▶ [Problem statement]: Count how many lines of the material contain the string "restrictions", then give that number and nothing more.

BEGIN Dataset excerpts

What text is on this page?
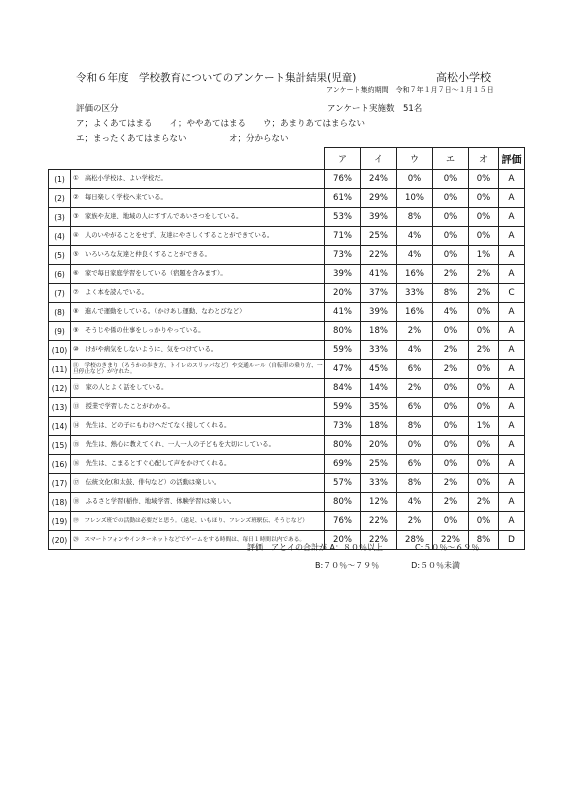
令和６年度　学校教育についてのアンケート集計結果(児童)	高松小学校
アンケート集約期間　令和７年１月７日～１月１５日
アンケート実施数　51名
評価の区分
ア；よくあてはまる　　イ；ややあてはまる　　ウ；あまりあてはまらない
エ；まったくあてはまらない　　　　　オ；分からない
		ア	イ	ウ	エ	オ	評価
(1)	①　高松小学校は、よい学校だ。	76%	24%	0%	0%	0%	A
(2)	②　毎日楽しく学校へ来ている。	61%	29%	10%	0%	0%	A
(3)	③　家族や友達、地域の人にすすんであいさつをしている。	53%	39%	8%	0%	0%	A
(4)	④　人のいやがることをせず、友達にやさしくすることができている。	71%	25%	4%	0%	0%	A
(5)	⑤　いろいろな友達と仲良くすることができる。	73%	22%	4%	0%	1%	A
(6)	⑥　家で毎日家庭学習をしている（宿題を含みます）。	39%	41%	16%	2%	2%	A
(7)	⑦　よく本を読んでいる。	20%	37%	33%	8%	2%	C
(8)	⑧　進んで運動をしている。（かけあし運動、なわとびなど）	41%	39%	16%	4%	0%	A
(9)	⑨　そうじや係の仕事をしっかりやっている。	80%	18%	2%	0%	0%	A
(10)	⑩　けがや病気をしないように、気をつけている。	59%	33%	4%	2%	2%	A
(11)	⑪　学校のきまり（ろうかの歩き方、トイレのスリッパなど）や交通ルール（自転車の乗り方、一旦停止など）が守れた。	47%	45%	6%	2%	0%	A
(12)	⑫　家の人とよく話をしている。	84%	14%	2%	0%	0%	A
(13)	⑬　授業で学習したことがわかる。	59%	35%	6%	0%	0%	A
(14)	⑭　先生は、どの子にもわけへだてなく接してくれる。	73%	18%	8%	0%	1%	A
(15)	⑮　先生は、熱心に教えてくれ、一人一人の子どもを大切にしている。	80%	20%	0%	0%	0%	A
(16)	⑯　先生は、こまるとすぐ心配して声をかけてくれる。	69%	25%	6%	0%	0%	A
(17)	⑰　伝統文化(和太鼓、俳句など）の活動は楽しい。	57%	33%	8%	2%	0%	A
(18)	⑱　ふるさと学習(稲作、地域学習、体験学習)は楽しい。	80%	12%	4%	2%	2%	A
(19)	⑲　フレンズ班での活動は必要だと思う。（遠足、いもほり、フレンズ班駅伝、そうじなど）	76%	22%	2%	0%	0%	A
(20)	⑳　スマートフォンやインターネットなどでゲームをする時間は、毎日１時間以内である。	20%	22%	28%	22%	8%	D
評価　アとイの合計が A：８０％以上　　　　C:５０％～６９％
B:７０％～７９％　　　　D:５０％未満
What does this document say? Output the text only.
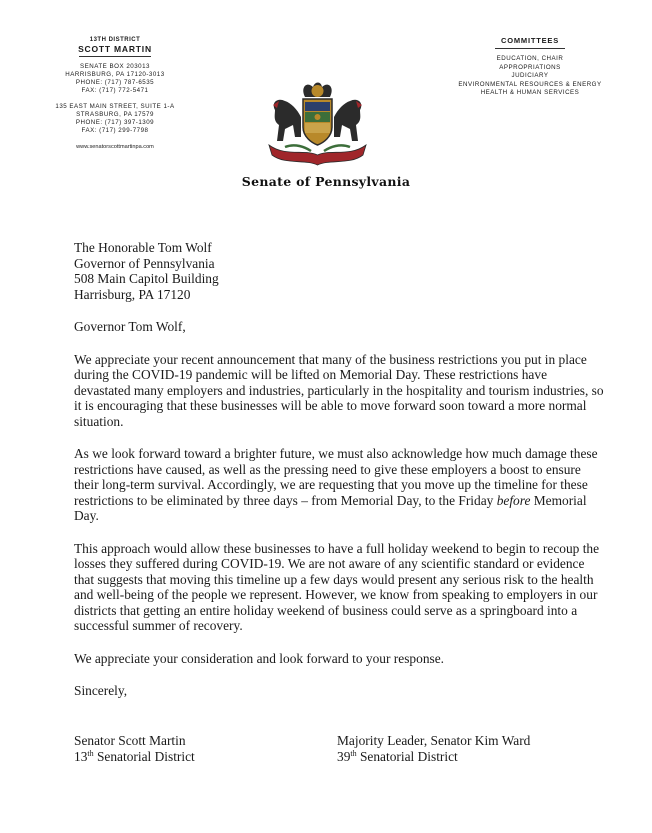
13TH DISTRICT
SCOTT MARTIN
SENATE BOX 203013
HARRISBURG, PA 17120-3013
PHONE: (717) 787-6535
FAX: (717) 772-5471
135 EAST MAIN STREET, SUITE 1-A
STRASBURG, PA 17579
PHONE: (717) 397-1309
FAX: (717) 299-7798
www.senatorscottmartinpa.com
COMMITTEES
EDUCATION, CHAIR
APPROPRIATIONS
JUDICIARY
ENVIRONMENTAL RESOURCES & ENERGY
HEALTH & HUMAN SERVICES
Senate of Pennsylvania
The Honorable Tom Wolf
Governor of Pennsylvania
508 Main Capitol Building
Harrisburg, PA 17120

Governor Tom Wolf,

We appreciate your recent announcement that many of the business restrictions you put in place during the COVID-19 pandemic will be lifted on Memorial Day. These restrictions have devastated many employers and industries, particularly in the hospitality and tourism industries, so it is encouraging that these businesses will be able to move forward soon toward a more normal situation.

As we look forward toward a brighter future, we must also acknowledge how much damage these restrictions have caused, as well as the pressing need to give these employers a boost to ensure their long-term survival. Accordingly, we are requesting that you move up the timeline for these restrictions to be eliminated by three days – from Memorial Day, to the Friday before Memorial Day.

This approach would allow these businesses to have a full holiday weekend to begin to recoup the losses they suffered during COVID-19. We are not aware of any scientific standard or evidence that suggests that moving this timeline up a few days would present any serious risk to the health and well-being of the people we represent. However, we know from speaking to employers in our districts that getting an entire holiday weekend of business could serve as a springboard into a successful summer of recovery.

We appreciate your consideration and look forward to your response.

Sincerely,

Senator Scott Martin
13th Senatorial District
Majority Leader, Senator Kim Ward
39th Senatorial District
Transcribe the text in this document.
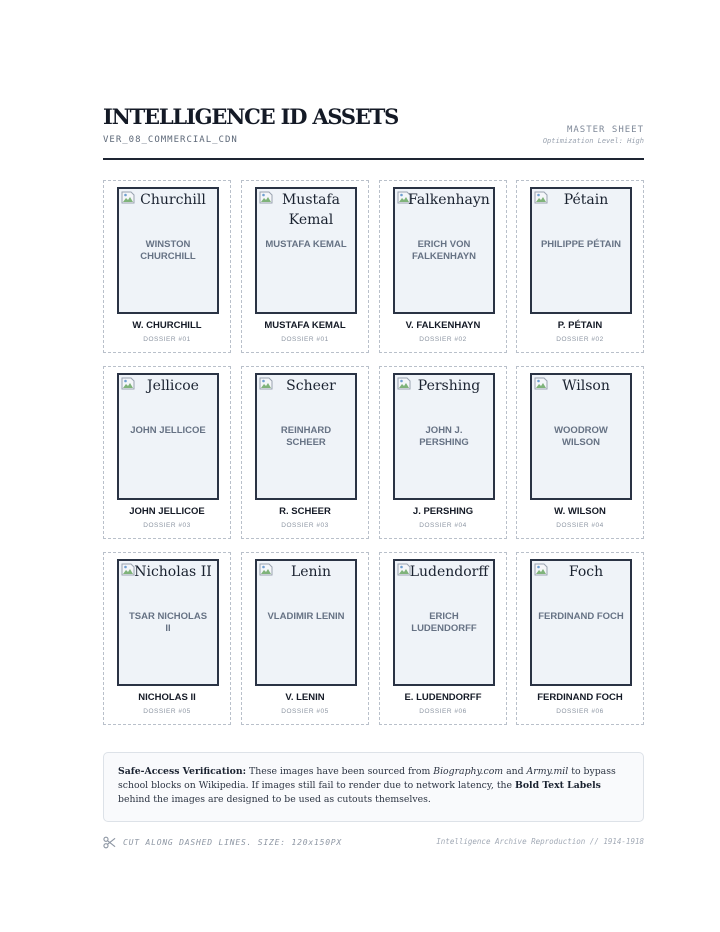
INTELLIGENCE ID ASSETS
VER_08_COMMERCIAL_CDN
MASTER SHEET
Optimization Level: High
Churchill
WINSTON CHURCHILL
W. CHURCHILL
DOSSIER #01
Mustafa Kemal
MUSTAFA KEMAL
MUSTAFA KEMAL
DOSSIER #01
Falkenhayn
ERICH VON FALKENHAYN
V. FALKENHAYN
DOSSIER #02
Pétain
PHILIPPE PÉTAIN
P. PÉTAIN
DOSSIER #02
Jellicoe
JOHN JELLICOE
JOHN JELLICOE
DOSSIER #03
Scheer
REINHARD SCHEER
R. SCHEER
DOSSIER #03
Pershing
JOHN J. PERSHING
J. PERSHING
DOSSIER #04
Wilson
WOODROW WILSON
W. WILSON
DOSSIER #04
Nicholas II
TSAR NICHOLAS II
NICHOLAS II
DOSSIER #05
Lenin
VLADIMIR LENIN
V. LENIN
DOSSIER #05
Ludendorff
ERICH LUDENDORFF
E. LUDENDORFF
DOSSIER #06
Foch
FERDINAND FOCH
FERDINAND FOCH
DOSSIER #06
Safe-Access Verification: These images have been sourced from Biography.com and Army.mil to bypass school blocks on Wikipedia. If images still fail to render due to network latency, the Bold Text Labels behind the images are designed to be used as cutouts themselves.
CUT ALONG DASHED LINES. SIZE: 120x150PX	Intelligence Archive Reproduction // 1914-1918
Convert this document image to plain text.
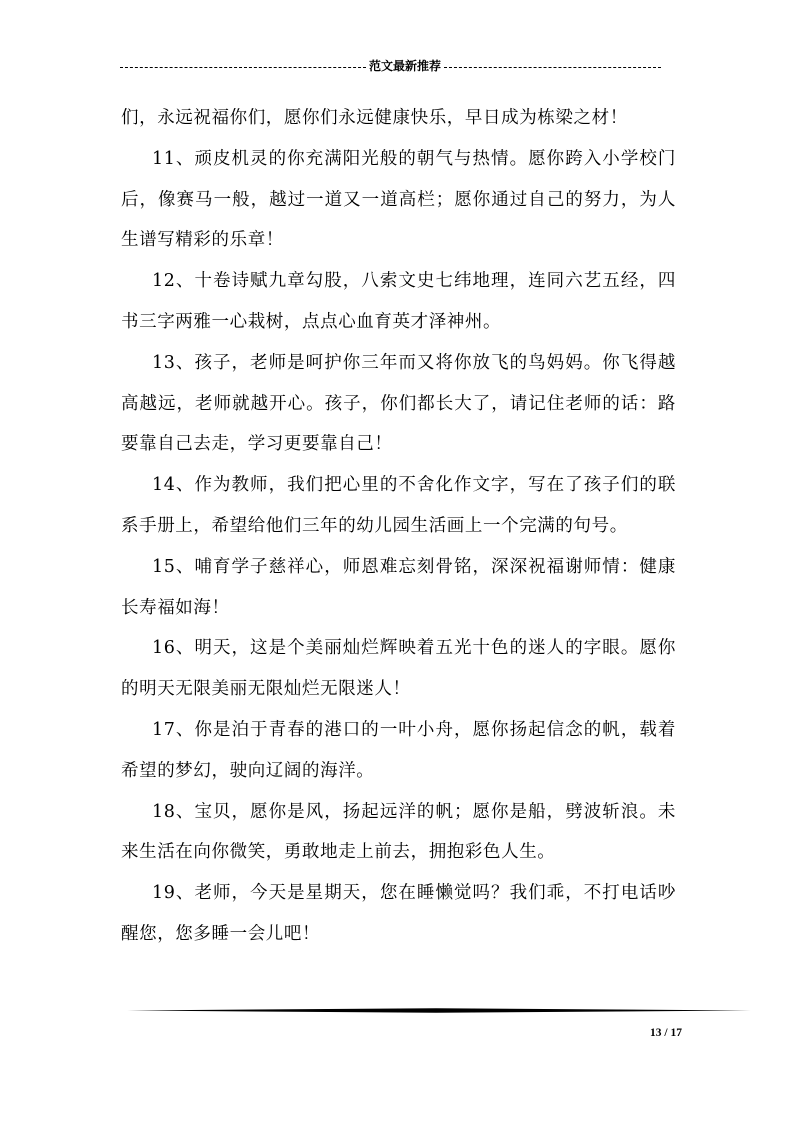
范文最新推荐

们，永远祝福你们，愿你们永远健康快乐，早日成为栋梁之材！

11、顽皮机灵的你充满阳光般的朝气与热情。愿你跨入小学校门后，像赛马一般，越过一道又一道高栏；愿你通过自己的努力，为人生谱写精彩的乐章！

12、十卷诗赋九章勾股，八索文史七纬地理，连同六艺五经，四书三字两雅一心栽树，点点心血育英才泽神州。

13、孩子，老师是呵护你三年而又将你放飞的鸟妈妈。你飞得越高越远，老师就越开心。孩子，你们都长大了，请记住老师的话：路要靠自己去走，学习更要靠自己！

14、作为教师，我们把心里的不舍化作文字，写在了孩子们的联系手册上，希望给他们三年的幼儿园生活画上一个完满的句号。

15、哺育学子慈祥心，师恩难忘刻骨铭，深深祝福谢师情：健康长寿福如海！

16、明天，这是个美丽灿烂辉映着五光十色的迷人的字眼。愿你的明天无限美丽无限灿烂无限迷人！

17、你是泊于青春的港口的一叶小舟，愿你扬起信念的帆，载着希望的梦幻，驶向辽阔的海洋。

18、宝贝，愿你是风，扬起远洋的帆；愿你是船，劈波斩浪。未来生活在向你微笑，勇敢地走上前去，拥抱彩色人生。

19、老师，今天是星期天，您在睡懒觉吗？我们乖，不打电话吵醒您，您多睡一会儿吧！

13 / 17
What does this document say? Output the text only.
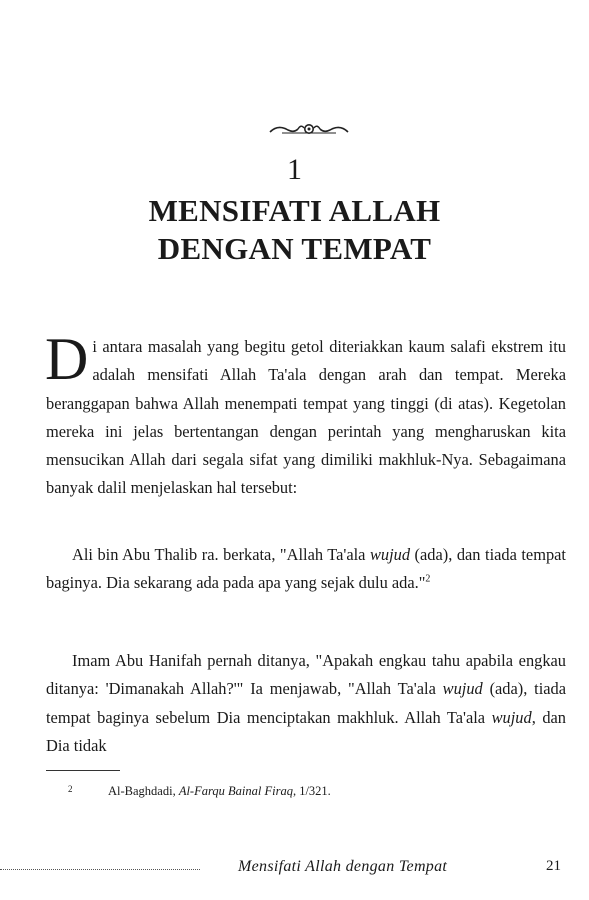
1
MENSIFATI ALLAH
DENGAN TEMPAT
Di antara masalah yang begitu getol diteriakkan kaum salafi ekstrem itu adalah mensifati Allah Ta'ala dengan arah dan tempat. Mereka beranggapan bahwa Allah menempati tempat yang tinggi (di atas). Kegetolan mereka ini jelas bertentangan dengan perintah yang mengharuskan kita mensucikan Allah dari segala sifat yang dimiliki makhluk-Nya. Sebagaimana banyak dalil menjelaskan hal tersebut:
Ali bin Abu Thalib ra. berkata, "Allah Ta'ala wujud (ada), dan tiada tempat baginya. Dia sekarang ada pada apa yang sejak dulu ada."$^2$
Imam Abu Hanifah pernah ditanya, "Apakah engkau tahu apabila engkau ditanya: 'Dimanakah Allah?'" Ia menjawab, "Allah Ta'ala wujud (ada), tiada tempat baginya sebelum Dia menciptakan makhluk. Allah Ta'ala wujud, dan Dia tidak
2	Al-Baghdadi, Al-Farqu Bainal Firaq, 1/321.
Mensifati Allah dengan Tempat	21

END Dataset excerpts

▶ [The solution]: 2